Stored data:
☆ ☆ ☆ ☆ ☆ ☆ ☆
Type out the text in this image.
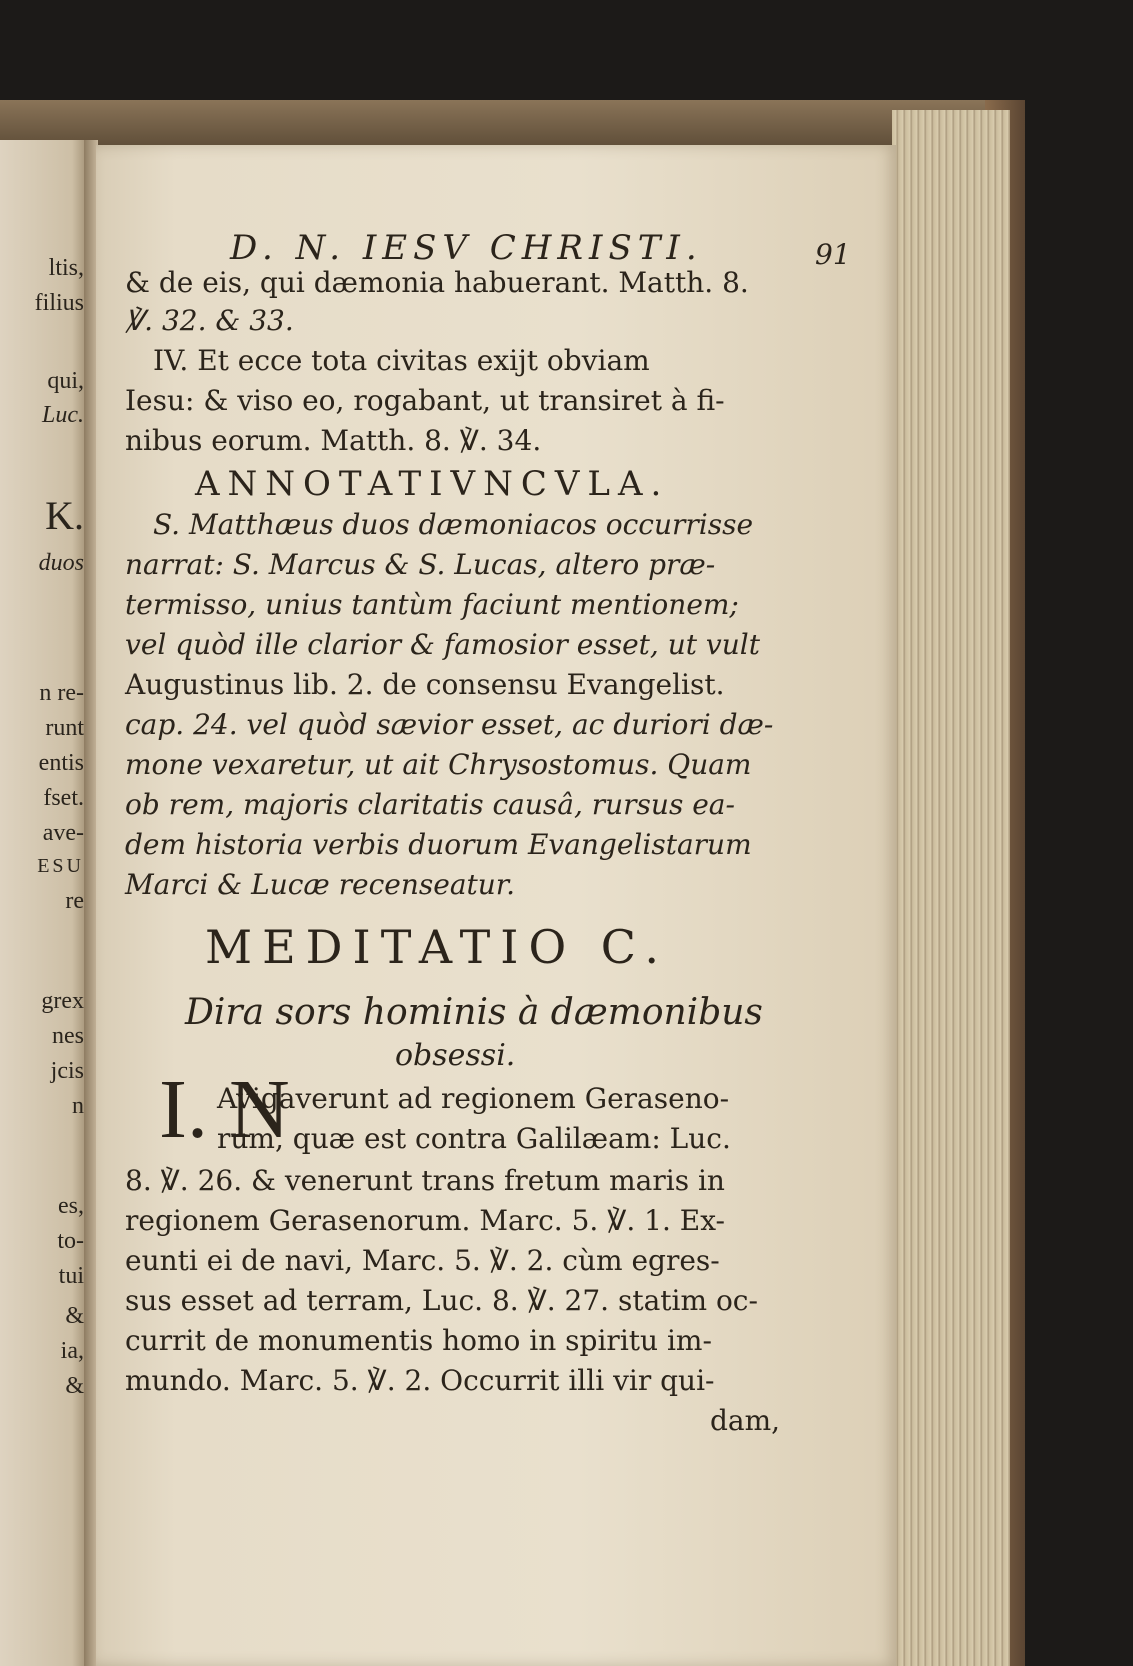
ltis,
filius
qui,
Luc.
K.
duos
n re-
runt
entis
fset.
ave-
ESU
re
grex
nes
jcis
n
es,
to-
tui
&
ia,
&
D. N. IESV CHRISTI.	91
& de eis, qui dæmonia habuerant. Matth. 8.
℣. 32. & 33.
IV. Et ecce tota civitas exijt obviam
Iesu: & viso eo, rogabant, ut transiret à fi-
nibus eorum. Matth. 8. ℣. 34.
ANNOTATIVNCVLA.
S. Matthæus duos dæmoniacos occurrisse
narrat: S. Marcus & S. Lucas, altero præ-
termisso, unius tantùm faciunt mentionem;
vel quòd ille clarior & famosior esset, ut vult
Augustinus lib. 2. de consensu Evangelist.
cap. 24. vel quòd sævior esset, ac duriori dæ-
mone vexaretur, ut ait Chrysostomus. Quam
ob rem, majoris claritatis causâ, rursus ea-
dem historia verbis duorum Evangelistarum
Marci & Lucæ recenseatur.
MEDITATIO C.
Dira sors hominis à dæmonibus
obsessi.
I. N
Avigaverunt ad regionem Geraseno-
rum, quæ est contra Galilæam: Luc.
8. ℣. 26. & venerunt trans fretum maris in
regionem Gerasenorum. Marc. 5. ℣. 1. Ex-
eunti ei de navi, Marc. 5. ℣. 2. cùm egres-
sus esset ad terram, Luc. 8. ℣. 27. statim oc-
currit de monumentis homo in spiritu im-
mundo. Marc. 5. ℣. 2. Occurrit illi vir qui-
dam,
☆ ☆ ☆ ☆ ☆ ☆ ☆
Set the listing down in full and exactly. Pictures within it should not appear in the copy.

Type out the text in this image.
ltis,
filius
qui,
Luc.
K.
duos
n re-
runt
entis
fset.
ave-
ESU
re
grex
nes
jcis
n
es,
to-
tui
&
ia,
&
D. N. IESV CHRISTI.	91
& de eis, qui dæmonia habuerant. Matth. 8.
℣. 32. & 33.
IV. Et ecce tota civitas exijt obviam
Iesu: & viso eo, rogabant, ut transiret à fi-
nibus eorum. Matth. 8. ℣. 34.
ANNOTATIVNCVLA.
S. Matthæus duos dæmoniacos occurrisse
narrat: S. Marcus & S. Lucas, altero præ-
termisso, unius tantùm faciunt mentionem;
vel quòd ille clarior & famosior esset, ut vult
Augustinus lib. 2. de consensu Evangelist.
cap. 24. vel quòd sævior esset, ac duriori dæ-
mone vexaretur, ut ait Chrysostomus. Quam
ob rem, majoris claritatis causâ, rursus ea-
dem historia verbis duorum Evangelistarum
Marci & Lucæ recenseatur.
MEDITATIO C.
Dira sors hominis à dæmonibus
obsessi.
I. N
Avigaverunt ad regionem Geraseno-
rum, quæ est contra Galilæam: Luc.
8. ℣. 26. & venerunt trans fretum maris in
regionem Gerasenorum. Marc. 5. ℣. 1. Ex-
eunti ei de navi, Marc. 5. ℣. 2. cùm egres-
sus esset ad terram, Luc. 8. ℣. 27. statim oc-
currit de monumentis homo in spiritu im-
mundo. Marc. 5. ℣. 2. Occurrit illi vir qui-
dam,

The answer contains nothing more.